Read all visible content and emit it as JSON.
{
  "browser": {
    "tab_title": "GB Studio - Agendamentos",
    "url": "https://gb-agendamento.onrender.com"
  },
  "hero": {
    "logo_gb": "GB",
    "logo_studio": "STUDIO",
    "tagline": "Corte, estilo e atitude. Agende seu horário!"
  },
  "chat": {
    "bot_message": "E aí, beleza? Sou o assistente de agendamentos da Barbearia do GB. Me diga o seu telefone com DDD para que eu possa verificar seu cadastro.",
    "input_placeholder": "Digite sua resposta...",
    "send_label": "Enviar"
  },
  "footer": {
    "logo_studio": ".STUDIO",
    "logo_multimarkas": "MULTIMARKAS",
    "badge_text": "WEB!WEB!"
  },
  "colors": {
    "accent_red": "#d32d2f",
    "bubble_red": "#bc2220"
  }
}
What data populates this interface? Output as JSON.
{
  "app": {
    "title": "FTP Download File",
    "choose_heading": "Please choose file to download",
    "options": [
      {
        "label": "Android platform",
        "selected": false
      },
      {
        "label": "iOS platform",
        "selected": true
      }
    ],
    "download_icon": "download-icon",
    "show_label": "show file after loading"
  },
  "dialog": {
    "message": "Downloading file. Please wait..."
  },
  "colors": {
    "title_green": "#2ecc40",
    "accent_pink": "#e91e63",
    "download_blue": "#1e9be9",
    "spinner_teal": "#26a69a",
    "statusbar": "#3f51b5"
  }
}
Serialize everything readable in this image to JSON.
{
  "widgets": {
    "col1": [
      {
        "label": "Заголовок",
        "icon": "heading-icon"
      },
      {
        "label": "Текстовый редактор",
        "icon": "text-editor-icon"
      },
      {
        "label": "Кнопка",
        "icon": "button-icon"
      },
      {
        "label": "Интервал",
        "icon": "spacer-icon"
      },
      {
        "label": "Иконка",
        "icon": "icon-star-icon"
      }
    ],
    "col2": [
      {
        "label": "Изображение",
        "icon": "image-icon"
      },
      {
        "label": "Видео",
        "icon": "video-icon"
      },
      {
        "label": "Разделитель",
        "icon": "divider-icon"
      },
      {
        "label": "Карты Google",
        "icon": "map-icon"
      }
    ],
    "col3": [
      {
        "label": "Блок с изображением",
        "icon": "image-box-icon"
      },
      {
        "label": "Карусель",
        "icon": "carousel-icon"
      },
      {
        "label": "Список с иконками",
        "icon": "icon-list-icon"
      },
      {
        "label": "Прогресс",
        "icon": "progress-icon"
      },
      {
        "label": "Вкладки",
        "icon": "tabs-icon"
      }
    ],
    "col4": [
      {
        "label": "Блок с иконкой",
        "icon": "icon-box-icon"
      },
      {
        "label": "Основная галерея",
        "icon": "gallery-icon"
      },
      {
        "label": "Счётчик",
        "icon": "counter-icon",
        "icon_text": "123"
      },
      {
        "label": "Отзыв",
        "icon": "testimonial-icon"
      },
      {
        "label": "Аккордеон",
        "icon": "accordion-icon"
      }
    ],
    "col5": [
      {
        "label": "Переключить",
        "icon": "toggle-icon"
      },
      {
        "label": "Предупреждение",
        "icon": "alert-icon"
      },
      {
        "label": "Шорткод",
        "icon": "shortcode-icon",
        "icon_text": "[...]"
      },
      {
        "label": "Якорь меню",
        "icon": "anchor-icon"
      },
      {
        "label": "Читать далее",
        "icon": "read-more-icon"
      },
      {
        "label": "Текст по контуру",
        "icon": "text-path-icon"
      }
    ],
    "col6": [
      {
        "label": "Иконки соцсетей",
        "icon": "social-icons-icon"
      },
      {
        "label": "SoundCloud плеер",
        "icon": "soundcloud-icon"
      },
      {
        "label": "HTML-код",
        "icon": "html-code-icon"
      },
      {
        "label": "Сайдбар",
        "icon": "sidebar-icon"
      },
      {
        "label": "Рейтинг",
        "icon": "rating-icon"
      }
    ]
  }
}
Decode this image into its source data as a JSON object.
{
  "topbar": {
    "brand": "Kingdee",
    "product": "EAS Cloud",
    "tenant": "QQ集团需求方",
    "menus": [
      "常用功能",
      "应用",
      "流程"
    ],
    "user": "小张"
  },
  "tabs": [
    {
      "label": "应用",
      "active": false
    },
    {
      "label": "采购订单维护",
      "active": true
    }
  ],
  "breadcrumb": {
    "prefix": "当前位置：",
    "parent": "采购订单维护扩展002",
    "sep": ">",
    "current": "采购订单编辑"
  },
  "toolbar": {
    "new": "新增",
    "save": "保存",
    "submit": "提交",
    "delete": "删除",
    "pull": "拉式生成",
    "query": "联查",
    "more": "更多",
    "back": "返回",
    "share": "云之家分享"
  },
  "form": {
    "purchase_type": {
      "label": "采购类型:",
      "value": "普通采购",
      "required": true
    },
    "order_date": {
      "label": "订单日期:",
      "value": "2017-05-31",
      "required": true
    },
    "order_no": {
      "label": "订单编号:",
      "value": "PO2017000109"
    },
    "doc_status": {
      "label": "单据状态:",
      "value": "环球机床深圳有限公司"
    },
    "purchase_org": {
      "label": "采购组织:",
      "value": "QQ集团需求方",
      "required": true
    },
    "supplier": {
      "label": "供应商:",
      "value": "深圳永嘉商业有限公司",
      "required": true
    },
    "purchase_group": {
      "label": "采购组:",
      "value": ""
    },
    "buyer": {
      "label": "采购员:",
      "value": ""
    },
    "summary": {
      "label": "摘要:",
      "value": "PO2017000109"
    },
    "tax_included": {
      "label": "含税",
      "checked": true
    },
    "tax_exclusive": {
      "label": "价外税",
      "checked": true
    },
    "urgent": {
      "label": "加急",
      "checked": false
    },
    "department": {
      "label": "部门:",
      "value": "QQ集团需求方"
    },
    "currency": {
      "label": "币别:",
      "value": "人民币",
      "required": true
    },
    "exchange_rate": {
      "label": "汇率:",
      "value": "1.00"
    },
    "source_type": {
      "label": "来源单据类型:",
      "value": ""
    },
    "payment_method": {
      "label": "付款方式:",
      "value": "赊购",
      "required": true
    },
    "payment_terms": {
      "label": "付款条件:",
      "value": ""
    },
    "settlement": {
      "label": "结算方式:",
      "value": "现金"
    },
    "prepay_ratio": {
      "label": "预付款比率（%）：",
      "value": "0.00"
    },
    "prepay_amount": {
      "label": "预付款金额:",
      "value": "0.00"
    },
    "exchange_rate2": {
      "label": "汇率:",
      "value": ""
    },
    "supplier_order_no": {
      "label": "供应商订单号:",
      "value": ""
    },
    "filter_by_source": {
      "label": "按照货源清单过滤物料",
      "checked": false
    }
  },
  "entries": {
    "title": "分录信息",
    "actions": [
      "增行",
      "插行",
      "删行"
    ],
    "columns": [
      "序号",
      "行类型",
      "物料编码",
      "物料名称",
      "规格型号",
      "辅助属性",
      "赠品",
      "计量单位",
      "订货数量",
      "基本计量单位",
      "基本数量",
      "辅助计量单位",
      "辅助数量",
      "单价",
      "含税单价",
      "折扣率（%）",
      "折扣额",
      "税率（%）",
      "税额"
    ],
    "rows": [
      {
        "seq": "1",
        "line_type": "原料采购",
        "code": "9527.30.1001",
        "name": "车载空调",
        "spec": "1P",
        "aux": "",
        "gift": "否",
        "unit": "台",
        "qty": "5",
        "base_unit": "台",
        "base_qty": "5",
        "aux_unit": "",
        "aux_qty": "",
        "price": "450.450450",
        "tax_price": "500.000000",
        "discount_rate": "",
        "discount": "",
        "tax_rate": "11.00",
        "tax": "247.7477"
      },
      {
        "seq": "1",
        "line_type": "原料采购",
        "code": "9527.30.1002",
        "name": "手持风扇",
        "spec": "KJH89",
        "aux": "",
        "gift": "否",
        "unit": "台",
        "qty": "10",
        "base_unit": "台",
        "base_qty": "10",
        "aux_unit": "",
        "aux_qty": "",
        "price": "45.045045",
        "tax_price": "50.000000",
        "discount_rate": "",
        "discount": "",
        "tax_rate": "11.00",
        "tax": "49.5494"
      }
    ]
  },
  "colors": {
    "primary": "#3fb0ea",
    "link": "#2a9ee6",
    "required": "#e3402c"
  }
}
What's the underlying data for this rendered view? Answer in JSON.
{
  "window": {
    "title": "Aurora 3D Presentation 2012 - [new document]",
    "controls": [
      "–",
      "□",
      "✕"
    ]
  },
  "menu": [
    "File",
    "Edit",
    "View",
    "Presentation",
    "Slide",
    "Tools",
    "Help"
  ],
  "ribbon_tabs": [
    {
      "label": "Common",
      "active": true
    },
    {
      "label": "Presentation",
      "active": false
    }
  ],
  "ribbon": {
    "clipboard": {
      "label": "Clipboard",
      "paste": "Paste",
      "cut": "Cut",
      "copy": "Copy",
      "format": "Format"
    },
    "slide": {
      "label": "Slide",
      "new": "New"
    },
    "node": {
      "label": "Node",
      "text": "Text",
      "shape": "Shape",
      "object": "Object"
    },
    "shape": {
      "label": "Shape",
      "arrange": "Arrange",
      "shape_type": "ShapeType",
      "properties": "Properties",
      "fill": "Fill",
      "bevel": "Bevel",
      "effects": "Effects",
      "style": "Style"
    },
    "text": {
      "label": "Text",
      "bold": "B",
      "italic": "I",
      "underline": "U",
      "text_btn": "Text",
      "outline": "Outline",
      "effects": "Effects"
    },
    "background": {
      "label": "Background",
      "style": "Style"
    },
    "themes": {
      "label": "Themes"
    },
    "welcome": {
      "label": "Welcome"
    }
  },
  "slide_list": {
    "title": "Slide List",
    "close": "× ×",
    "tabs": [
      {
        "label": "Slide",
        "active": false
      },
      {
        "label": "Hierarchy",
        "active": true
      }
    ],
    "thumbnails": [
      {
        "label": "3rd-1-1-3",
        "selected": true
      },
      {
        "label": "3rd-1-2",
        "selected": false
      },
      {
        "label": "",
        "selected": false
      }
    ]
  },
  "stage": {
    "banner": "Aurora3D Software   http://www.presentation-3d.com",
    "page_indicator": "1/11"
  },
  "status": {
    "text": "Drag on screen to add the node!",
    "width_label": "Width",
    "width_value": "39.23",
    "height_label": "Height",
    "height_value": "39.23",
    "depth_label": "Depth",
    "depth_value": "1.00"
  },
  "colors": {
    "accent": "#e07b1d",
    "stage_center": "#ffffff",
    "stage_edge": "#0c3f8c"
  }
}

**SET PROBLEM**
Only lines with the word "QQ集团需求方" are wanted, so copy each one from the records.

**EXERCISE OUTPUT**
    "tenant": "QQ集团需求方",
      "value": "QQ集团需求方",
      "value": "QQ集团需求方"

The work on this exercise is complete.